CHALLENGE: Convert every line of the records below into a JSON list of strings, one string per line, omitting blank lines and leaving the pictures out.
## START
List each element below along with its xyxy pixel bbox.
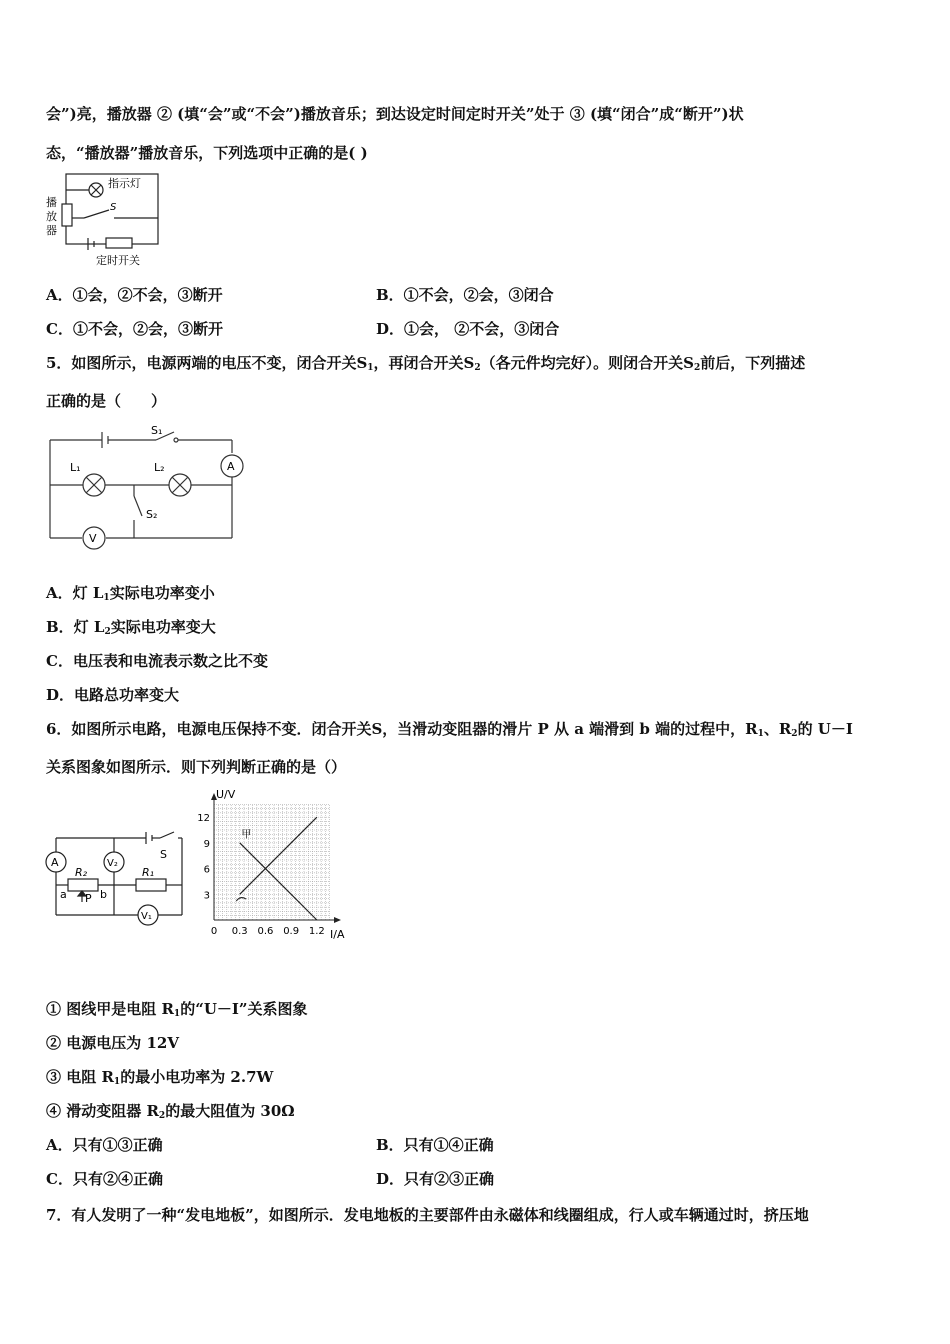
q6-label-a: a [60,888,67,901]
q5-text-line1: 5．如图所示，电源两端的电压不变，闭合开关$S_1$，再闭合开关$S_2$（各元件均完好）。则闭合开关$S_2$前后，下列描述 [46,354,806,373]
x-tick-label: 0.6 [257,926,274,937]
series-marker-arc [236,898,246,902]
q6-option-c: C．只有②④正确 [46,1170,163,1188]
label-l1: L₁ [70,461,81,474]
label-s1: S₁ [151,424,163,437]
q6-label-p: P [85,892,92,905]
y-tick-label: 12 [197,813,210,825]
q6-label-r2: R₂ [75,866,88,879]
q4-option-d: D．①会， ②不会，③闭合 [376,320,560,338]
label-indicator-lamp: 指示灯 [108,177,141,190]
y-tick-label: 3 [203,890,210,902]
q6-option-b: B．只有①④正确 [376,1136,494,1154]
q4-text-line2: 态，“播放器”播放音乐，下列选项中正确的是( ) [46,144,368,162]
q6-voltmeter-v2: V₂ [107,858,118,869]
q6-statement-3: ③ 电阻 $R_1$的最小电功率为 2.7W [46,1068,274,1087]
q6-text-line1: 6．如图所示电路，电源电压保持不变．闭合开关S，当滑动变阻器的滑片 P 从 a 端滑到 b 端的过程中，$R_1$、$R_2$的 U－I [46,720,853,739]
q6-label-r1: R₁ [142,866,155,879]
q4-option-c: C．①不会，②会，③断开 [46,320,223,338]
y-axis-label: U/V [216,788,236,801]
series-annotation-jia: 甲 [241,829,252,841]
x-tick-label: 0.9 [283,926,300,937]
label-l2: L₂ [154,461,165,474]
q6-statement-2: ② 电源电压为 12V [46,1034,179,1052]
q4-text-line1: 会”)亮，播放器 ② (填“会”或“不会”)播放音乐；到达设定时间定时开关”处于 ③ (填“闭合”成“断开”)状 [46,105,744,123]
x-tick-label: 1.2 [308,926,325,937]
q4-option-b: B．①不会，②会，③闭合 [376,286,554,304]
q5-circuit-figure [46,418,246,558]
q6-ui-chart [196,786,366,946]
q5-option-d: D．电路总功率变大 [46,686,180,704]
q6-statement-4: ④ 滑动变阻器 $R_2$的最大阻值为 30Ω [46,1102,295,1121]
voltmeter-v: V [89,532,97,545]
series-line-jia [240,843,317,920]
label-switch-s: S [110,202,117,213]
label-timer-switch: 定时开关 [96,254,140,267]
q6-circuit-figure [42,830,192,930]
q6-text-line2: 关系图象如图所示．则下列判断正确的是（） [46,758,347,776]
q7-text-line1: 7．有人发明了一种“发电地板”，如图所示．发电地板的主要部件由永磁体和线圈组成，行人或车辆通过时，挤压地 [46,1206,809,1224]
q4-circuit-figure [44,170,174,270]
q6-statement-1: ① 图线甲是电阻 $R_1$的“U－I”关系图象 [46,1000,308,1019]
q5-option-a: A．灯 $L_1$实际电功率变小 [46,584,215,603]
x-axis-arrow [334,917,341,923]
q6-label-s: S [160,848,167,861]
series-line-yi [240,817,317,894]
q6-option-a: A．只有①③正确 [46,1136,163,1154]
label-player-3: 器 [46,224,57,237]
label-player-2: 放 [46,210,57,223]
x-axis-label: I/A [330,928,345,941]
y-tick-label: 6 [203,864,210,876]
q5-option-c: C．电压表和电流表示数之比不变 [46,652,268,670]
q6-ammeter-a: A [51,856,59,869]
q6-option-d: D．只有②③正确 [376,1170,495,1188]
x-tick-label: 0 [210,926,218,937]
q6-voltmeter-v1: V₁ [141,911,152,922]
q6-label-b: b [100,888,107,901]
q5-option-b: B．灯 $L_2$实际电功率变大 [46,618,216,637]
q5-text-line2: 正确的是（ ） [46,392,167,410]
y-tick-label: 9 [203,838,210,850]
label-player-1: 播 [46,196,57,209]
q4-option-a: A．①会，②不会，③断开 [46,286,223,304]
x-tick-label: 0.3 [231,926,248,937]
label-s2: S₂ [146,508,158,521]
ammeter-a: A [227,460,235,473]
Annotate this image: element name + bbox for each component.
## END
FINISHED ANSWER:
[
  "List each element below along with its xyxy pixel bbox.",
  "q6-label-a: a [60,888,67,901]",
  "q5-text-line1: 5．如图所示，电源两端的电压不变，闭合开关$S_1$，再闭合开关$S_2$（各元件均完好）。则闭合开关$S_2$前后，下列描述 [46,354,806,373]",
  "x-tick-label: 0.6 [257,926,274,937]",
  "series-marker-arc [236,898,246,902]",
  "q6-option-c: C．只有②④正确 [46,1170,163,1188]",
  "label-l1: L₁ [70,461,81,474]",
  "label-s1: S₁ [151,424,163,437]",
  "q6-label-p: P [85,892,92,905]",
  "y-tick-label: 12 [197,813,210,825]",
  "q6-label-r2: R₂ [75,866,88,879]",
  "q4-option-d: D．①会， ②不会，③闭合 [376,320,560,338]",
  "label-indicator-lamp: 指示灯 [108,177,141,190]",
  "y-tick-label: 3 [203,890,210,902]",
  "q6-option-b: B．只有①④正确 [376,1136,494,1154]",
  "q4-text-line2: 态，“播放器”播放音乐，下列选项中正确的是( ) [46,144,368,162]",
  "q6-voltmeter-v2: V₂ [107,858,118,869]",
  "q6-statement-3: ③ 电阻 $R_1$的最小电功率为 2.7W [46,1068,274,1087]",
  "q6-text-line1: 6．如图所示电路，电源电压保持不变．闭合开关S，当滑动变阻器的滑片 P 从 a 端滑到 b 端的过程中，$R_1$、$R_2$的 U－I [46,720,853,739]",
  "q6-label-r1: R₁ [142,866,155,879]",
  "q4-option-c: C．①不会，②会，③断开 [46,320,223,338]",
  "y-axis-label: U/V [216,788,236,801]",
  "series-annotation-jia: 甲 [241,829,252,841]",
  "x-tick-label: 0.9 [283,926,300,937]",
  "label-l2: L₂ [154,461,165,474]",
  "q6-statement-2: ② 电源电压为 12V [46,1034,179,1052]",
  "q4-text-line1: 会”)亮，播放器 ② (填“会”或“不会”)播放音乐；到达设定时间定时开关”处于 ③ (填“闭合”成“断开”)状 [46,105,744,123]",
  "x-tick-label: 1.2 [308,926,325,937]",
  "q4-option-b: B．①不会，②会，③闭合 [376,286,554,304]",
  "q5-circuit-figure [46,418,246,558]",
  "q6-ui-chart [196,786,366,946]",
  "q5-option-d: D．电路总功率变大 [46,686,180,704]",
  "q6-statement-4: ④ 滑动变阻器 $R_2$的最大阻值为 30Ω [46,1102,295,1121]",
  "voltmeter-v: V [89,532,97,545]",
  "series-line-jia [240,843,317,920]",
  "label-switch-s: S [110,202,117,213]",
  "label-timer-switch: 定时开关 [96,254,140,267]",
  "q6-circuit-figure [42,830,192,930]",
  "q6-text-line2: 关系图象如图所示．则下列判断正确的是（） [46,758,347,776]",
  "q7-text-line1: 7．有人发明了一种“发电地板”，如图所示．发电地板的主要部件由永磁体和线圈组成，行人或车辆通过时，挤压地 [46,1206,809,1224]",
  "q4-circuit-figure [44,170,174,270]",
  "q6-statement-1: ① 图线甲是电阻 $R_1$的“U－I”关系图象 [46,1000,308,1019]",
  "q5-option-a: A．灯 $L_1$实际电功率变小 [46,584,215,603]",
  "x-axis-arrow [334,917,341,923]",
  "q6-label-s: S [160,848,167,861]",
  "series-line-yi [240,817,317,894]",
  "q6-option-a: A．只有①③正确 [46,1136,163,1154]",
  "label-player-3: 器 [46,224,57,237]",
  "label-player-2: 放 [46,210,57,223]",
  "x-axis-label: I/A [330,928,345,941]",
  "y-tick-label: 6 [203,864,210,876]",
  "q5-option-c: C．电压表和电流表示数之比不变 [46,652,268,670]",
  "q6-ammeter-a: A [51,856,59,869]",
  "q6-option-d: D．只有②③正确 [376,1170,495,1188]",
  "x-tick-label: 0 [210,926,218,937]",
  "q6-voltmeter-v1: V₁ [141,911,152,922]",
  "q6-label-b: b [100,888,107,901]",
  "q5-option-b: B．灯 $L_2$实际电功率变大 [46,618,216,637]",
  "q5-text-line2: 正确的是（ ） [46,392,167,410]",
  "y-tick-label: 9 [203,838,210,850]",
  "label-player-1: 播 [46,196,57,209]",
  "q4-option-a: A．①会，②不会，③断开 [46,286,223,304]",
  "x-tick-label: 0.3 [231,926,248,937]",
  "label-s2: S₂ [146,508,158,521]",
  "ammeter-a: A [227,460,235,473]",
  "Annotate this image: element name + bbox for each component."
]